DATASET EXTRACT

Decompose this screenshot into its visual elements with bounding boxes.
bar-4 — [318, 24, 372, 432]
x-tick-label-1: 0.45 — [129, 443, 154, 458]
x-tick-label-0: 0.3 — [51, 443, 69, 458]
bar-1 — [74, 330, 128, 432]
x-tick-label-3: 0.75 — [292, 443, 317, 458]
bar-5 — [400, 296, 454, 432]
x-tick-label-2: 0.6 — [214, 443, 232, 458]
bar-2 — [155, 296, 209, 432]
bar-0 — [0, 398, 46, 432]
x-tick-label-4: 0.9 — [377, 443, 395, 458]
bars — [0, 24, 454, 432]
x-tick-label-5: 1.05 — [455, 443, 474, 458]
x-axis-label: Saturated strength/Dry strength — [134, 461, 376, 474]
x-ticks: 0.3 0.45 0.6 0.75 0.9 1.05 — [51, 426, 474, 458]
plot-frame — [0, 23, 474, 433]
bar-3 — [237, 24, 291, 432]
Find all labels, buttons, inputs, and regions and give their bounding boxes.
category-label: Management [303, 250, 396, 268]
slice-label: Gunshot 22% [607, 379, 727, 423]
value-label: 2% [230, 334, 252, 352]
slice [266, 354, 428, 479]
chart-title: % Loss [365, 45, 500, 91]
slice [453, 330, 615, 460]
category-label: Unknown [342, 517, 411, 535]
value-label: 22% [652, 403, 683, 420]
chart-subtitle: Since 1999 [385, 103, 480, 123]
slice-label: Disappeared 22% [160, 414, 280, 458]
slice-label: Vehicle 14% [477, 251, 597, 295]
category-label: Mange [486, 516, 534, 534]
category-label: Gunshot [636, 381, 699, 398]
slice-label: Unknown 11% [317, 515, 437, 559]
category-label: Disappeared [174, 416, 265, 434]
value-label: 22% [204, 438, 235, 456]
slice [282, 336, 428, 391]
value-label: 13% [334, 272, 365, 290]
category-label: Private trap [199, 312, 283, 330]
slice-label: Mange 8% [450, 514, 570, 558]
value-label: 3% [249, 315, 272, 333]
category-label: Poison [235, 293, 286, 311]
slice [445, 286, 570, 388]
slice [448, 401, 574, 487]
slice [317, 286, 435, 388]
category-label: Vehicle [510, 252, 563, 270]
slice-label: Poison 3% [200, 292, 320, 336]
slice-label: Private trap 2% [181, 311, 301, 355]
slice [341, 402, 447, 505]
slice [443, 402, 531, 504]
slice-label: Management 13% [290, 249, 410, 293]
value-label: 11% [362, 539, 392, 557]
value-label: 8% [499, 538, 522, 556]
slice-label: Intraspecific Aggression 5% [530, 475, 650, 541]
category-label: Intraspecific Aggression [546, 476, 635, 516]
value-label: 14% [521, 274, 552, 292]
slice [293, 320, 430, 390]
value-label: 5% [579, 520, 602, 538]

EXERCISE INSTRUCTIONS
Could you reproduce all the rows above, each line unchanged and in the same order?

THE REPLY
Decompose this screenshot into its visual elements with bounding boxes.
bar-4 — [318, 24, 372, 432]
x-tick-label-1: 0.45 — [129, 443, 154, 458]
x-tick-label-0: 0.3 — [51, 443, 69, 458]
bar-1 — [74, 330, 128, 432]
x-tick-label-3: 0.75 — [292, 443, 317, 458]
bar-5 — [400, 296, 454, 432]
x-tick-label-2: 0.6 — [214, 443, 232, 458]
bar-2 — [155, 296, 209, 432]
bar-0 — [0, 398, 46, 432]
x-tick-label-4: 0.9 — [377, 443, 395, 458]
bars — [0, 24, 454, 432]
x-tick-label-5: 1.05 — [455, 443, 474, 458]
x-axis-label: Saturated strength/Dry strength — [134, 461, 376, 474]
x-ticks: 0.3 0.45 0.6 0.75 0.9 1.05 — [51, 426, 474, 458]
plot-frame — [0, 23, 474, 433]
bar-3 — [237, 24, 291, 432]
Find all labels, buttons, inputs, and regions and give their bounding boxes.
category-label: Management [303, 250, 396, 268]
slice-label: Gunshot 22% [607, 379, 727, 423]
value-label: 2% [230, 334, 252, 352]
slice [266, 354, 428, 479]
chart-title: % Loss [365, 45, 500, 91]
slice [453, 330, 615, 460]
category-label: Unknown [342, 517, 411, 535]
value-label: 22% [652, 403, 683, 420]
chart-subtitle: Since 1999 [385, 103, 480, 123]
slice-label: Disappeared 22% [160, 414, 280, 458]
slice-label: Vehicle 14% [477, 251, 597, 295]
category-label: Mange [486, 516, 534, 534]
category-label: Gunshot [636, 381, 699, 398]
slice-label: Unknown 11% [317, 515, 437, 559]
category-label: Disappeared [174, 416, 265, 434]
value-label: 22% [204, 438, 235, 456]
slice [282, 336, 428, 391]
value-label: 13% [334, 272, 365, 290]
category-label: Private trap [199, 312, 283, 330]
slice-label: Mange 8% [450, 514, 570, 558]
value-label: 3% [249, 315, 272, 333]
category-label: Poison [235, 293, 286, 311]
slice [445, 286, 570, 388]
slice [448, 401, 574, 487]
slice [317, 286, 435, 388]
category-label: Vehicle [510, 252, 563, 270]
slice-label: Poison 3% [200, 292, 320, 336]
slice-label: Private trap 2% [181, 311, 301, 355]
slice [341, 402, 447, 505]
slice [443, 402, 531, 504]
slice-label: Management 13% [290, 249, 410, 293]
value-label: 11% [362, 539, 392, 557]
value-label: 8% [499, 538, 522, 556]
slice-label: Intraspecific Aggression 5% [530, 475, 650, 541]
category-label: Intraspecific Aggression [546, 476, 635, 516]
value-label: 14% [521, 274, 552, 292]
slice [293, 320, 430, 390]
value-label: 5% [579, 520, 602, 538]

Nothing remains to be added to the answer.